◆ Set exercise: Collect from the data below each line with "structured".

(Data entries for graphics)
--- BEGIN ---

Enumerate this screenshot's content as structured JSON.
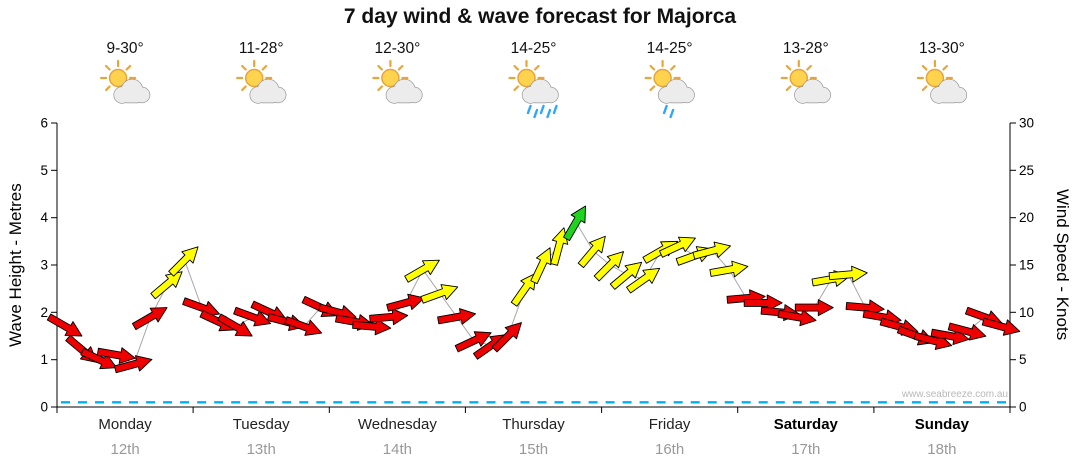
{
  "title": "7 day wind & wave forecast for Majorca",
  "watermark": "www.seabreeze.com.au",
  "axes": {
    "wave": {
      "label": "Wave Height - Metres",
      "min": 0,
      "max": 6,
      "step": 1
    },
    "wind": {
      "label": "Wind Speed - Knots",
      "min": 0,
      "max": 30,
      "step": 5
    }
  },
  "days": [
    {
      "name": "Monday",
      "date": "12th",
      "temp": "9-30°",
      "icon": "sun-cloud",
      "rain_drops": 0,
      "bold": false
    },
    {
      "name": "Tuesday",
      "date": "13th",
      "temp": "11-28°",
      "icon": "sun-cloud",
      "rain_drops": 0,
      "bold": false
    },
    {
      "name": "Wednesday",
      "date": "14th",
      "temp": "12-30°",
      "icon": "sun-cloud",
      "rain_drops": 0,
      "bold": false
    },
    {
      "name": "Thursday",
      "date": "15th",
      "temp": "14-25°",
      "icon": "sun-cloud-rain",
      "rain_drops": 5,
      "bold": false
    },
    {
      "name": "Friday",
      "date": "16th",
      "temp": "14-25°",
      "icon": "sun-cloud-rain",
      "rain_drops": 2,
      "bold": false
    },
    {
      "name": "Saturday",
      "date": "17th",
      "temp": "13-28°",
      "icon": "sun-cloud",
      "rain_drops": 0,
      "bold": true
    },
    {
      "name": "Sunday",
      "date": "18th",
      "temp": "13-30°",
      "icon": "sun-cloud",
      "rain_drops": 0,
      "bold": true
    }
  ],
  "chart_data": {
    "type": "wind-arrow-timeseries-with-wave-line",
    "points_per_day": 8,
    "wind_knots": [
      8.5,
      6,
      5,
      5.5,
      4.5,
      9.5,
      13,
      15.5,
      10.5,
      9,
      8.5,
      9.5,
      10,
      9,
      8.5,
      10.5,
      10,
      9,
      8.5,
      9.5,
      11,
      14.5,
      12,
      9.5,
      7,
      6.5,
      7.5,
      12.5,
      15,
      17,
      19.5,
      16.5,
      15,
      14,
      13.5,
      16.5,
      17,
      16,
      16.5,
      14.5,
      11.5,
      11,
      10,
      9.5,
      10.5,
      13.5,
      14,
      10.5,
      9.5,
      8.5,
      7.5,
      7,
      7.5,
      8,
      9.5,
      8.5
    ],
    "wind_dir_deg_ccw_from_east": [
      -30,
      -40,
      -25,
      -10,
      15,
      30,
      40,
      45,
      -20,
      -25,
      -30,
      -20,
      -25,
      -15,
      -20,
      -25,
      -15,
      -10,
      -5,
      5,
      15,
      30,
      20,
      10,
      25,
      35,
      45,
      55,
      65,
      75,
      60,
      50,
      45,
      40,
      35,
      30,
      25,
      20,
      15,
      10,
      5,
      0,
      -5,
      -10,
      0,
      10,
      5,
      -5,
      -10,
      -15,
      -20,
      -15,
      -10,
      -15,
      -20,
      -15
    ],
    "wave_m": [
      0.1,
      0.1,
      0.1,
      0.1,
      0.1,
      0.1,
      0.1,
      0.1,
      0.1,
      0.1,
      0.1,
      0.1,
      0.1,
      0.1,
      0.1,
      0.1,
      0.1,
      0.1,
      0.1,
      0.1,
      0.1,
      0.1,
      0.1,
      0.1,
      0.1,
      0.1,
      0.1,
      0.1,
      0.1,
      0.1,
      0.1,
      0.1,
      0.1,
      0.1,
      0.1,
      0.1,
      0.1,
      0.1,
      0.1,
      0.1,
      0.1,
      0.1,
      0.1,
      0.1,
      0.1,
      0.1,
      0.1,
      0.1,
      0.1,
      0.1,
      0.1,
      0.1,
      0.1,
      0.1,
      0.1,
      0.1
    ],
    "thresholds_knots": {
      "yellow_from": 12,
      "green_from": 18
    },
    "colors": {
      "light_wind": "#ee0000",
      "moderate_wind": "#ffff00",
      "fresh_wind": "#1fd41f",
      "wave": "#00b0ff",
      "connector": "#a8a8a8"
    }
  }
}
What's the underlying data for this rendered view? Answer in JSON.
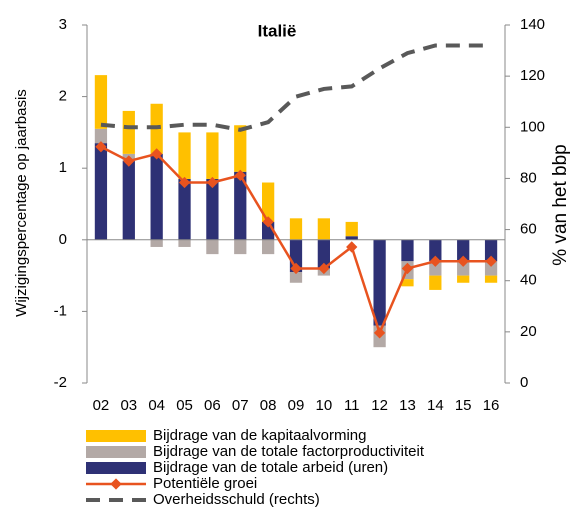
{
  "chart_data": {
    "type": "bar",
    "title": "Italië",
    "y_label": "Wijzigingspercentage op jaarbasis",
    "y2_label": "% van het bbp",
    "categories": [
      "02",
      "03",
      "04",
      "05",
      "06",
      "07",
      "08",
      "09",
      "10",
      "11",
      "12",
      "13",
      "14",
      "15",
      "16"
    ],
    "stacked": true,
    "series": [
      {
        "name": "Bijdrage van de kapitaalvorming",
        "color": "#ffc000",
        "values": [
          0.75,
          0.6,
          0.7,
          0.65,
          0.65,
          0.65,
          0.55,
          0.3,
          0.3,
          0.2,
          0.0,
          -0.1,
          -0.2,
          -0.1,
          -0.1
        ]
      },
      {
        "name": "Bijdrage van de totale factorproductiviteit",
        "color": "#b3a9a6",
        "values": [
          0.2,
          0.1,
          -0.1,
          -0.1,
          -0.2,
          -0.2,
          -0.2,
          -0.15,
          -0.1,
          0.0,
          -0.3,
          -0.25,
          -0.2,
          -0.2,
          -0.2
        ]
      },
      {
        "name": "Bijdrage van de totale arbeid (uren)",
        "color": "#2e3175",
        "values": [
          1.35,
          1.1,
          1.2,
          0.85,
          0.85,
          0.95,
          0.25,
          -0.45,
          -0.4,
          0.05,
          -1.2,
          -0.3,
          -0.3,
          -0.3,
          -0.3
        ]
      },
      {
        "name": "Potentiële groei",
        "color": "#e8531f",
        "type": "line",
        "values": [
          1.3,
          1.1,
          1.2,
          0.8,
          0.8,
          0.9,
          0.25,
          -0.4,
          -0.4,
          -0.1,
          -1.3,
          -0.4,
          -0.3,
          -0.3,
          -0.3
        ]
      },
      {
        "name": "Overheidsschuld (rechts)",
        "color": "#595959",
        "type": "line",
        "dashed": true,
        "axis": "y2",
        "values": [
          101,
          100,
          100,
          101,
          101,
          99,
          102,
          112,
          115,
          116,
          123,
          129,
          132,
          132,
          132
        ]
      }
    ],
    "ylim": [
      -2,
      3
    ],
    "yticks": [
      -2,
      -1,
      0,
      1,
      2,
      3
    ],
    "y2lim": [
      0,
      140
    ],
    "y2ticks": [
      0,
      20,
      40,
      60,
      80,
      100,
      120,
      140
    ]
  }
}
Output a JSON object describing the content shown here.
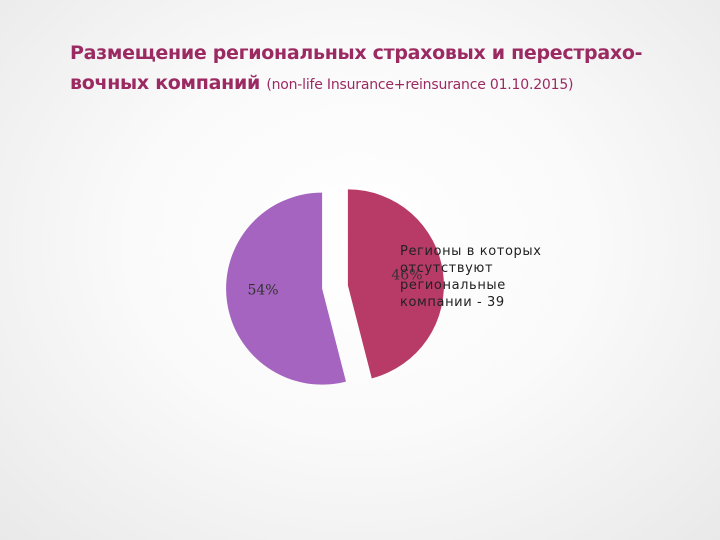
{
  "title": {
    "line1": "Размещение региональных  страховых и перестрахо-",
    "line2_main": "вочных компаний",
    "line2_sub": "(non-life Insurance+reinsurance 01.10.2015)"
  },
  "chart_data": {
    "type": "pie",
    "title": "Размещение региональных  страховых и перестраховочных компаний (non-life Insurance+reinsurance 01.10.2015)",
    "slices": [
      {
        "label": "46%",
        "value": 46,
        "color": "#b83a66",
        "exploded": true
      },
      {
        "label": "54%",
        "value": 54,
        "color": "#a464bf",
        "exploded": true
      }
    ],
    "annotation": [
      "Регионы в которых",
      "отсутствуют",
      "региональные",
      "компании - 39"
    ],
    "legend": "none"
  }
}
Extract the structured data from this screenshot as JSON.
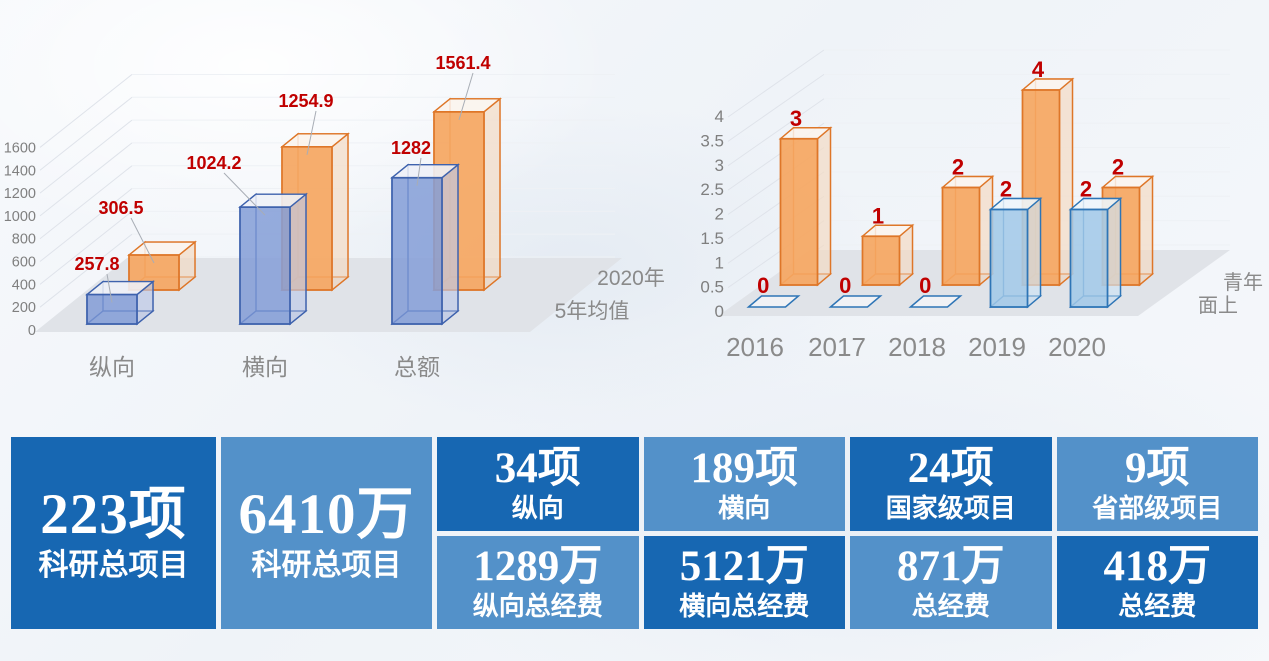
{
  "colors": {
    "banner_dark": "#1767B2",
    "banner_light": "#5391C9",
    "data_label_red": "#C00000",
    "floor_gray": "#E0E3E8",
    "axis_text_gray": "#7F7F7F",
    "bar_blue_left": "#3E62AD",
    "bar_blue_right": "#2E75B6",
    "bar_orange": "#DE7628"
  },
  "banner": {
    "big_cells": [
      {
        "value": "223项",
        "label": "科研总项目"
      },
      {
        "value": "6410万",
        "label": "科研总项目"
      }
    ],
    "cells": [
      {
        "value": "34项",
        "label": "纵向"
      },
      {
        "value": "189项",
        "label": "横向"
      },
      {
        "value": "24项",
        "label": "国家级项目"
      },
      {
        "value": "9项",
        "label": "省部级项目"
      },
      {
        "value": "1289万",
        "label": "纵向总经费"
      },
      {
        "value": "5121万",
        "label": "横向总经费"
      },
      {
        "value": "871万",
        "label": "总经费"
      },
      {
        "value": "418万",
        "label": "总经费"
      }
    ]
  },
  "chart_data": [
    {
      "type": "bar",
      "subtype": "3d-column",
      "title": "",
      "categories": [
        "纵向",
        "横向",
        "总额"
      ],
      "series": [
        {
          "name": "5年均值",
          "row": "front",
          "color": "#3E62AD",
          "values": [
            257.8,
            1024.2,
            1282
          ]
        },
        {
          "name": "2020年",
          "row": "back",
          "color": "#DE7628",
          "values": [
            306.5,
            1254.9,
            1561.4
          ]
        }
      ],
      "data_labels": [
        [
          257.8,
          1024.2,
          1282
        ],
        [
          306.5,
          1254.9,
          1561.4
        ]
      ],
      "data_label_color": "#C00000",
      "xlabel": "",
      "ylabel": "",
      "ylim": [
        0,
        1600
      ],
      "ytick_step": 200,
      "grid": true,
      "legend_position": "right-depth-axis"
    },
    {
      "type": "bar",
      "subtype": "3d-column",
      "title": "",
      "categories": [
        "2016",
        "2017",
        "2018",
        "2019",
        "2020"
      ],
      "series": [
        {
          "name": "面上",
          "row": "front",
          "color": "#2E75B6",
          "values": [
            0,
            0,
            0,
            2,
            2
          ]
        },
        {
          "name": "青年",
          "row": "back",
          "color": "#DE7628",
          "values": [
            3,
            1,
            2,
            4,
            2
          ]
        }
      ],
      "data_labels": [
        [
          0,
          0,
          0,
          2,
          2
        ],
        [
          3,
          1,
          2,
          4,
          2
        ]
      ],
      "data_label_color": "#C00000",
      "xlabel": "",
      "ylabel": "",
      "ylim": [
        0,
        4
      ],
      "ytick_step": 0.5,
      "grid": true,
      "legend_position": "right-depth-axis"
    }
  ]
}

--- END ---

◆ Task answer:
Enumerate this screenshot's content as structured JSON.
Extract the structured data from this screenshot as JSON.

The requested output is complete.